───── Source material ─────

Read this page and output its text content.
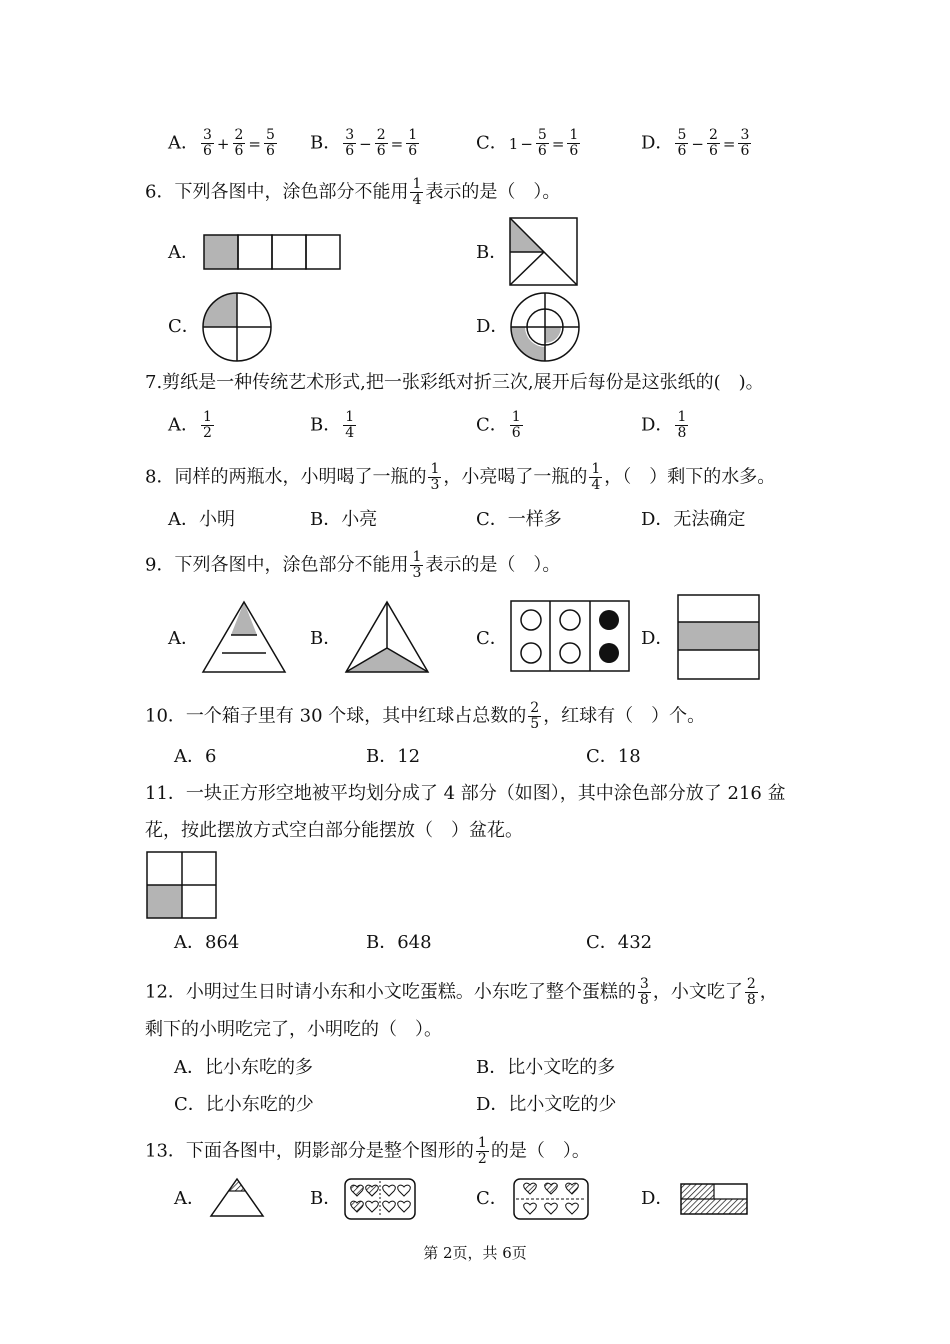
A． $\frac{3}{6} + \frac{2}{6} = \frac{5}{6}$ B． $\frac{3}{6} - \frac{2}{6} = \frac{1}{6}$	C．$1 - \frac{5}{6} = \frac{1}{6}$	D． $\frac{5}{6} - \frac{2}{6} = \frac{3}{6}$
6．下列各图中，涂色部分不能用 $\frac{1}{4}$ 表示的是（　）。
A．	B．
C．	D．
7.剪纸是一种传统艺术形式,把一张彩纸对折三次,展开后每份是这张纸的(　)。
A． $\frac{1}{2}$	B． $\frac{1}{4}$	C． $\frac{1}{6}$	D． $\frac{1}{8}$
8．同样的两瓶水，小明喝了一瓶的 $\frac{1}{3}$ ，小亮喝了一瓶的 $\frac{1}{4}$ ，（　）剩下的水多。
A．小明	B．小亮	C．一样多	D．无法确定
9．下列各图中，涂色部分不能用 $\frac{1}{3}$ 表示的是（　）。
A．	B．	C．	D．
10．一个箱子里有 30 个球，其中红球占总数的 $\frac{2}{5}$ ，红球有（　）个。
A．6	B．12	C．18
11．一块正方形空地被平均划分成了 4 部分（如图），其中涂色部分放了 216 盆
花，按此摆放方式空白部分能摆放（　）盆花。
A．864	B．648	C．432
12．小明过生日时请小东和小文吃蛋糕。小东吃了整个蛋糕的 $\frac{3}{8}$ ，小文吃了 $\frac{2}{8}$ ，
剩下的小明吃完了，小明吃的（　）。
A．比小东吃的多	B．比小文吃的多
C．比小东吃的少	D．比小文吃的少
13．下面各图中，阴影部分是整个图形的 $\frac{1}{2}$ 的是（　）。
A．	B．	C．	D．
第 2页，共 6页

─────

__Stated goal__.
In the entries above, how many lines contain the word "frac"? Answer with the number only.

__Answer to this exercise__.
8